• [Text provided]:
▬▬▬▬▬▬

Organization vs. movement. Seeing beyond one’s own organization to work with diverse allies is the result of FBCO leaders understanding that only a national movement of progressives could take on the conservative movement. This seems obvious. To understand this dichotomy requires historical knowledge of Saul Alinsky’s frustration with the countercultural student movements of the 1960s. Alinsky believed they were alienating the blue- and white-collar majority—a group essential for a majoritarian social change coalition. Alinsky correctly predicted the defection of many white working-class Americans from the New Deal coalition and the rise of Reagan Democrats.[xii] He wrote:

There are rules for radicals who want to change their world. . . . These rules make the difference between being a realistic radical and being a rhetorical one who . . . calls the police “pig” or . . . “motherfucker” and has so stereotyped himself that others . . . promptly turn off. This failure of many of our younger activists to understand the art of communication has been disastrous. Even the most elementary grasp . . . that one communicates within the experience of his audience—and gives full respect to the other’s values—would have ruled out attacks on the American flag.[xiii]

Alinsky certainly sought a national movement of people’s organizations.[xiv] But after his death in 1972, this aversion to “movements” became ossified in FBCO trainings and ideology. But also, FBCOs’ limited organizational capacity made building a “movement” seem out of reach.

Later generations of organizers grumbled that the dichotomy made no sense. One commented:

 Martin Luther King [was] very much focused on engaging people at the level of high moral ideals and Alinsky came with this kind of ridicule of that.  I think it’s a lot more constructive when those two modes are held in tension with one another. . . Alinsky was a mouse in the world of social change. The Alinsky world is so inbred, we get in little tussles over how we view the world and ignore the fact that history’s moving along.

The traditional way in which we’ve pitted ourselves against movements . . .doesn’t make sense to me. Organizing has always existed in context of larger social movements; you look at what Alinsky was doing in the 60s; a lot of it occurred [during the] civil rights movement and Alinsky benefited from it.  Major conservative social movements . . . have been winning the day in this country from Reagan to the present, so for us to take such a shallow and a kind of narrow-minded view of movements seems to me to be really stupid.[xv]

The false opposition between organization and movement has died a long-overdue death, aided by the FBCO sector’s growth, so that fully national organizing—a national movement—now is possible. The now-dominant form of community organizing still has a lot of growing to do.  But the good news is that it has already done a lot of growing up.


[i] See Heidi Swarts, Organizing Urban America: Secular and Faith-Based Progressive Movements (Minneapolis, MN: Minnesota University Press, 2008), Richard L. Wood, Faith in Action (Chicago: University of Chicago Press, 2002), Mark Warren, Dry Bones Rattling (Princeton, NJ: Princeton University Press, 2001), Stephen Hart, Cultural Dilemmas of Progressive Politics (Chicago: University of Chicago Press, 2001). FBCOs are local or regional interfaith federations primarily of religious congregations that organize to empower low-to-middle-income people in campaigns to protect and increase majority-serving policies. An FBCO may include from one to several dozen member institutions, and hires staff organizers. Though some are independent, most FBCOs are affiliated with a sponsoring “network” which provides and supervises organizers, conducts national trainings for grassroots leaders, and coordinates network-wide campaigns.

▬▬▬▬▬▬

• [Set problem]:
List every book cited in the footnote of the organization-versus-movement text, along with its author. Rely only on the text above when working with the data.

• [Given material]:

▬▬▬▬▬▬

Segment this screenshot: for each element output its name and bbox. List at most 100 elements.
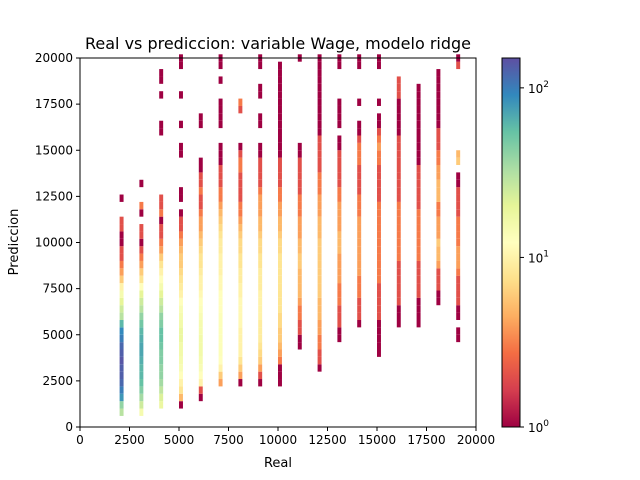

▬▬▬▬▬▬

• [Result of this exercise]:
- Organizing Urban America: Secular and Faith-Based Progressive Movements, by Heidi Swarts
- Faith in Action, by Richard L. Wood
- Dry Bones Rattling, by Mark Warren
- Cultural Dilemmas of Progressive Politics, by Stephen Hart